>> START

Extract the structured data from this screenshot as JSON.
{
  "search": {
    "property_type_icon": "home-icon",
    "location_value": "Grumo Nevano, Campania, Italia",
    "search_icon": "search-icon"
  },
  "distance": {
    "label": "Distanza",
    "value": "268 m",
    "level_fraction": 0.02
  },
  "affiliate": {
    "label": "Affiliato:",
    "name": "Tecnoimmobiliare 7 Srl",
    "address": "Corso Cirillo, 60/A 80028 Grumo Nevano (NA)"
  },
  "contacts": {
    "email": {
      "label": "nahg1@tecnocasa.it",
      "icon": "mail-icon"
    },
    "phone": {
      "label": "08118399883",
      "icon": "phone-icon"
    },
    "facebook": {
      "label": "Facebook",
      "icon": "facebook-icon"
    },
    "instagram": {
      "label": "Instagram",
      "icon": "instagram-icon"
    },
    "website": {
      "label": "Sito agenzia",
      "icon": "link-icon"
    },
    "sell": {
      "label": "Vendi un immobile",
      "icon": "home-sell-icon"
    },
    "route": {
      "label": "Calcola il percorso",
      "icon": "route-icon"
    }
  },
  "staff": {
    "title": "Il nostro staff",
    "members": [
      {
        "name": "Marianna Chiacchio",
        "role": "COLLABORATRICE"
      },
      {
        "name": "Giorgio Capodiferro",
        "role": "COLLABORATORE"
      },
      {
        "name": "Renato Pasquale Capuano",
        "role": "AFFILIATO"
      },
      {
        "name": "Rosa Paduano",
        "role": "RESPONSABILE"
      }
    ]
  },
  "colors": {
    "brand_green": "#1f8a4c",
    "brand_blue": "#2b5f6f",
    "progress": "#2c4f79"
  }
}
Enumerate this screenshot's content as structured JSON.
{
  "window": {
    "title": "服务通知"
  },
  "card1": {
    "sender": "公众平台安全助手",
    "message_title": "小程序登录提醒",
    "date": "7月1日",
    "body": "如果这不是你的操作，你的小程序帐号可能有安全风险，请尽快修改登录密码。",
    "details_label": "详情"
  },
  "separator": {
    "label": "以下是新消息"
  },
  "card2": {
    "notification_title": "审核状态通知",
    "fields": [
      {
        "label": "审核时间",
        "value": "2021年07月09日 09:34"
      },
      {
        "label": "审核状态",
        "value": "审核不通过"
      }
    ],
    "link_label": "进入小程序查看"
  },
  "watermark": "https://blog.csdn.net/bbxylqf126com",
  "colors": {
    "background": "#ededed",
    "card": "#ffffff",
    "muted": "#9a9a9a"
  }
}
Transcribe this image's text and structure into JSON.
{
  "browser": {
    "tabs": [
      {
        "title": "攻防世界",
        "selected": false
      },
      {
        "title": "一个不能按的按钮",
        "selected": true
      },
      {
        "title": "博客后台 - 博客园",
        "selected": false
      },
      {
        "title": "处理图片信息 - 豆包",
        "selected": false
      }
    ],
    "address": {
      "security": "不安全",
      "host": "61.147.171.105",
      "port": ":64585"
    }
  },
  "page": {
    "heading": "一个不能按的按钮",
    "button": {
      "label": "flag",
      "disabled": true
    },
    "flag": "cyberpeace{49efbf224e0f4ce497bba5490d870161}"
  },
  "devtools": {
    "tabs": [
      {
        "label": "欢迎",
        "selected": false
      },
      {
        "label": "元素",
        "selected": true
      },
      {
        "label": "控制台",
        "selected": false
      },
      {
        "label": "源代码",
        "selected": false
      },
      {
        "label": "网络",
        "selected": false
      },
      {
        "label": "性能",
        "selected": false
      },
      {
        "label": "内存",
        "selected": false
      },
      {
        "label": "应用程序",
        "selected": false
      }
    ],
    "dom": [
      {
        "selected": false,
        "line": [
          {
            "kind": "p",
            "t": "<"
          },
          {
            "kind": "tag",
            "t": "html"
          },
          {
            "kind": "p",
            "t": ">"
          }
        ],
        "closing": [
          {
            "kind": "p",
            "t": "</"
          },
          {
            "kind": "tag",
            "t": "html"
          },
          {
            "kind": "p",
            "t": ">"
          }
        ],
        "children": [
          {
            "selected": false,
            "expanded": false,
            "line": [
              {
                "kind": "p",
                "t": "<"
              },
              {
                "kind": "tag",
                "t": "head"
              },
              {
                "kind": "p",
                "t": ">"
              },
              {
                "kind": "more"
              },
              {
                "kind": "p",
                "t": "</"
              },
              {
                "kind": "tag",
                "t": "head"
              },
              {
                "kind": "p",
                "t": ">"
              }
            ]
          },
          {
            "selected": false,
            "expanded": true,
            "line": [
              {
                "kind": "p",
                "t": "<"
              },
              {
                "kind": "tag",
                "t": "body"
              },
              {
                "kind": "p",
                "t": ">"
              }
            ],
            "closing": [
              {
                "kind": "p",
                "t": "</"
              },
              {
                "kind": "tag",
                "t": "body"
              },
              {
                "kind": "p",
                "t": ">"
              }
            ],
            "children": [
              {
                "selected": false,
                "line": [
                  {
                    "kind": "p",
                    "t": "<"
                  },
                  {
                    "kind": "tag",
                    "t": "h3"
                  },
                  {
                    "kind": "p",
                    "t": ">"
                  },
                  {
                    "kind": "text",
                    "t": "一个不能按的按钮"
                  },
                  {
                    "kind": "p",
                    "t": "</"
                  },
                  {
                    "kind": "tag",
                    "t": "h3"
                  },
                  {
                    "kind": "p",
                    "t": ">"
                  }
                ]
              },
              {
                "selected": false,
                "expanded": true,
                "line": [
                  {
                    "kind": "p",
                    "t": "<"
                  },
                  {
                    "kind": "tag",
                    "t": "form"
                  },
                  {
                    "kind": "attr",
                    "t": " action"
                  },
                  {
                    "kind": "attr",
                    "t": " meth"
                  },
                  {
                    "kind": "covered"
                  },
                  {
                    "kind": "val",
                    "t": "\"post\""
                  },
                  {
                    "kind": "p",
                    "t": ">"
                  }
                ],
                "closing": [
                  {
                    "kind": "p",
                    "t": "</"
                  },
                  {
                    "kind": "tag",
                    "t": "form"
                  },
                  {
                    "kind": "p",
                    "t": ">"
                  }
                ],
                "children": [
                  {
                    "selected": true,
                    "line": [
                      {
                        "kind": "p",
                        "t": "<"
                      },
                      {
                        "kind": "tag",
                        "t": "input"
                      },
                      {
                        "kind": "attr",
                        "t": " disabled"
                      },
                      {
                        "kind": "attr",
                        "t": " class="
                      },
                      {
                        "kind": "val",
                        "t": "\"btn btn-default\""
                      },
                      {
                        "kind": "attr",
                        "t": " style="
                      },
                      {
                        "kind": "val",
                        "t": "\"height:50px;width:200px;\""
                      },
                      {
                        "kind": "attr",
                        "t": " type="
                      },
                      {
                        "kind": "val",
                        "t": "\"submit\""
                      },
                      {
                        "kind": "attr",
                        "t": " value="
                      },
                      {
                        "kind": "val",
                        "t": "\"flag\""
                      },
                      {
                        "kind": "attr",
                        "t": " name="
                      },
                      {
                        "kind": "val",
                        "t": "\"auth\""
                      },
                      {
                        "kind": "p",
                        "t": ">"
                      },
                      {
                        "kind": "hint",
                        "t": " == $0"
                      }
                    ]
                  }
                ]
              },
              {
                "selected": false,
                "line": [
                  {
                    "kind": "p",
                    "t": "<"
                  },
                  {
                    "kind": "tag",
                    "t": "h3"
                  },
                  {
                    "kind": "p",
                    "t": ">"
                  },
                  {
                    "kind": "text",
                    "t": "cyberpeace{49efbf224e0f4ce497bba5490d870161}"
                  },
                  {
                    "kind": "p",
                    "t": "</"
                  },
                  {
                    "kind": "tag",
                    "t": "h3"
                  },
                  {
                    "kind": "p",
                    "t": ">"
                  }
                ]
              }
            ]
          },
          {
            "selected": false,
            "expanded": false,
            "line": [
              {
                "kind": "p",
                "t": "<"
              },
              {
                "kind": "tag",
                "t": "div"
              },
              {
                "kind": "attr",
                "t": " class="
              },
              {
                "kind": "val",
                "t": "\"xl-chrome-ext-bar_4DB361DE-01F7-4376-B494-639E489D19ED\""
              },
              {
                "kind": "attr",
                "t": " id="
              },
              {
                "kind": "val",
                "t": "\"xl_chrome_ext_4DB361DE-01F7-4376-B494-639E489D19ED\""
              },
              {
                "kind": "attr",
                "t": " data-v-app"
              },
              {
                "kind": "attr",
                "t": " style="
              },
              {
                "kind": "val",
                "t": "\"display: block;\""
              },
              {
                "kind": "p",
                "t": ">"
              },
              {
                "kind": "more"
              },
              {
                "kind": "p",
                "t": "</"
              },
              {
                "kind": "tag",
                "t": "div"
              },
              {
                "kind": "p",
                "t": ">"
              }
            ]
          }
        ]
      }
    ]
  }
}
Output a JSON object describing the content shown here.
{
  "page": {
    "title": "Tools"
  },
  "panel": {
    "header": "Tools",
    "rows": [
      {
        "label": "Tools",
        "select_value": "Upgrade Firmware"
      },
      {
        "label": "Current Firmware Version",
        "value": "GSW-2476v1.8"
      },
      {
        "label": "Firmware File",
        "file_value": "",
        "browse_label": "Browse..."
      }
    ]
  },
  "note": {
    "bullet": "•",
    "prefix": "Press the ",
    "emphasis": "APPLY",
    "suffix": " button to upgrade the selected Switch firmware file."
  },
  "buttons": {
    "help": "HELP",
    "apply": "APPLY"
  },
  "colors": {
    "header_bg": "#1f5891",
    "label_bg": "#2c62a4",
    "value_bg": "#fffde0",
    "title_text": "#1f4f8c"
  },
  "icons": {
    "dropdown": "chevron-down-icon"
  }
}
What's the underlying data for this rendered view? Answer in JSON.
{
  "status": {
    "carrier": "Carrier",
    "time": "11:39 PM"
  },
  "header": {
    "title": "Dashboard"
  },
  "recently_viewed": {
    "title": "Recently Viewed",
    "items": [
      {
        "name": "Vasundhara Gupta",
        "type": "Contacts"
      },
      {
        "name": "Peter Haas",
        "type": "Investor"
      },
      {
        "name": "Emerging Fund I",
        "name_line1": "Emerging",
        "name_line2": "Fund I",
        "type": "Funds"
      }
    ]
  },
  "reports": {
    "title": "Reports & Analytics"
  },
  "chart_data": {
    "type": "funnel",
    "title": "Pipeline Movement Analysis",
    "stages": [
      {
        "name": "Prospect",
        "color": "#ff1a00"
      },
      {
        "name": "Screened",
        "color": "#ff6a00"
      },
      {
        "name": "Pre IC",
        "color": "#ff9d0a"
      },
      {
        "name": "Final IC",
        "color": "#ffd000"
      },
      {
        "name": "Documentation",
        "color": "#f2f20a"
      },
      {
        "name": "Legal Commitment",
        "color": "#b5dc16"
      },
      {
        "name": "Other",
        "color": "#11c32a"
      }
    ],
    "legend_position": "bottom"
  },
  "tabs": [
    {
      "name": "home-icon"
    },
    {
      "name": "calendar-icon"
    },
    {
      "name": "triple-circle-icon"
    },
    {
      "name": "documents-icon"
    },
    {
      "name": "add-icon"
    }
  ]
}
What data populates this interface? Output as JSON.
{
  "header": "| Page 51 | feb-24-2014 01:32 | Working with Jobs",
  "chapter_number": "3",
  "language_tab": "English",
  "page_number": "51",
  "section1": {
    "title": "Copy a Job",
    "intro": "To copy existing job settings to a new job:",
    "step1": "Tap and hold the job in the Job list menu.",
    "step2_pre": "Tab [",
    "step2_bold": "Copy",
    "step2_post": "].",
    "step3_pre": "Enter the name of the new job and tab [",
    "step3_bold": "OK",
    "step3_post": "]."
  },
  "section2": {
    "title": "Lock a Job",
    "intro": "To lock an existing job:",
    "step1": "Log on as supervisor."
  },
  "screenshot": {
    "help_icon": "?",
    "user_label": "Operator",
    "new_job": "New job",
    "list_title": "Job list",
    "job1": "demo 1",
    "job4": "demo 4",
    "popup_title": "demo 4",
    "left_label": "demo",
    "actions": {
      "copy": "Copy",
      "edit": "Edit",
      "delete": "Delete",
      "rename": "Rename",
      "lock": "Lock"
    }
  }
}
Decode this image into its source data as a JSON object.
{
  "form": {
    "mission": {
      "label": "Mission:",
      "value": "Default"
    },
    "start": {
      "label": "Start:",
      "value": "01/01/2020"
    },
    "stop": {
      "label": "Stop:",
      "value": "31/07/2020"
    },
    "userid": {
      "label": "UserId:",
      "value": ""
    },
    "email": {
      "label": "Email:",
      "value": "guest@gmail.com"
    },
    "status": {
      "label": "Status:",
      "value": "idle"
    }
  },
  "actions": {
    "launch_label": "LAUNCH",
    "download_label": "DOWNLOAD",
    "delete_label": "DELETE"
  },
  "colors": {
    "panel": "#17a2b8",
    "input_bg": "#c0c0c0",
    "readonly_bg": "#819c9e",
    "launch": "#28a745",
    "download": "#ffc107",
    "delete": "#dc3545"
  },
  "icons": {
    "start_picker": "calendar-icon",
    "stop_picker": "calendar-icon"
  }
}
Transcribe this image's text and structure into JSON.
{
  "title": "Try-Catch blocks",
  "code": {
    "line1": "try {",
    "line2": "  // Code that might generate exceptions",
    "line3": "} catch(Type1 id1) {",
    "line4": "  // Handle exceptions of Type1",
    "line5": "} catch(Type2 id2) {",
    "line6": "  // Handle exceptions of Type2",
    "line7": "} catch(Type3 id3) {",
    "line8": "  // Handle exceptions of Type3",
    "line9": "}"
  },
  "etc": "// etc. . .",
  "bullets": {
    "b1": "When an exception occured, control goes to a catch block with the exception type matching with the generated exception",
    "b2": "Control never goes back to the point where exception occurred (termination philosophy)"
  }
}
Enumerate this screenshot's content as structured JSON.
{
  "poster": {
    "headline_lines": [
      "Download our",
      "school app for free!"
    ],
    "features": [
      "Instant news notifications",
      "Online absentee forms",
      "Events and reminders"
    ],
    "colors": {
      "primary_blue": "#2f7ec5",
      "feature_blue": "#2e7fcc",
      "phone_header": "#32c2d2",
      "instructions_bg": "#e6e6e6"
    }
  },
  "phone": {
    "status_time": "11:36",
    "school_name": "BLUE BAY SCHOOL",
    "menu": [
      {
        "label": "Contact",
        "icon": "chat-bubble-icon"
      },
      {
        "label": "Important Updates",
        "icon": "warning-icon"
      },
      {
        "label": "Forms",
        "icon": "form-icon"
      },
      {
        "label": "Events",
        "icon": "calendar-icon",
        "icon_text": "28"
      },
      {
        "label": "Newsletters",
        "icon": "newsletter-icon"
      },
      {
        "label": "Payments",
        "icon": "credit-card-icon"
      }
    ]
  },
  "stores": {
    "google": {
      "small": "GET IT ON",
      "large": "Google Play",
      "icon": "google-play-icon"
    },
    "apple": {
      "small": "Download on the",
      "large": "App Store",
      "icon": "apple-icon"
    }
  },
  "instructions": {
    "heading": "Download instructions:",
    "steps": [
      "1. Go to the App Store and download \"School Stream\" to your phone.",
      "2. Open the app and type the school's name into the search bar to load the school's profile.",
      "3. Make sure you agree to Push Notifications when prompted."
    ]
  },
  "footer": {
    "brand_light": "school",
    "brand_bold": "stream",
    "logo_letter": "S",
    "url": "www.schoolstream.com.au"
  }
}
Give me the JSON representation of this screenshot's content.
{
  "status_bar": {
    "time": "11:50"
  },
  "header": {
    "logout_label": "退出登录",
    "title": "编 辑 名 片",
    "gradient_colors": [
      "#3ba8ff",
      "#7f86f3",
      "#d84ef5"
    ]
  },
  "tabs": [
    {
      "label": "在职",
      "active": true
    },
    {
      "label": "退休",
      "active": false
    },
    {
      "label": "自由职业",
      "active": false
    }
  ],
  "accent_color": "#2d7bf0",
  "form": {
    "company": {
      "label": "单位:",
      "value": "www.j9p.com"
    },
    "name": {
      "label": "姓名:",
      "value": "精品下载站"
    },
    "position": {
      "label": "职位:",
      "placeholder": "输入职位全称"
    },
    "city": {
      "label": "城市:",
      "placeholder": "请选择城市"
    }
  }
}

>> END

▸ Problem to work on:
Single out each line of the records above with the string "list" in it, and copy it.

▸ Answer for the task:
    "step1": "Tap and hold the job in the Job list menu.",
    "list_title": "Job list",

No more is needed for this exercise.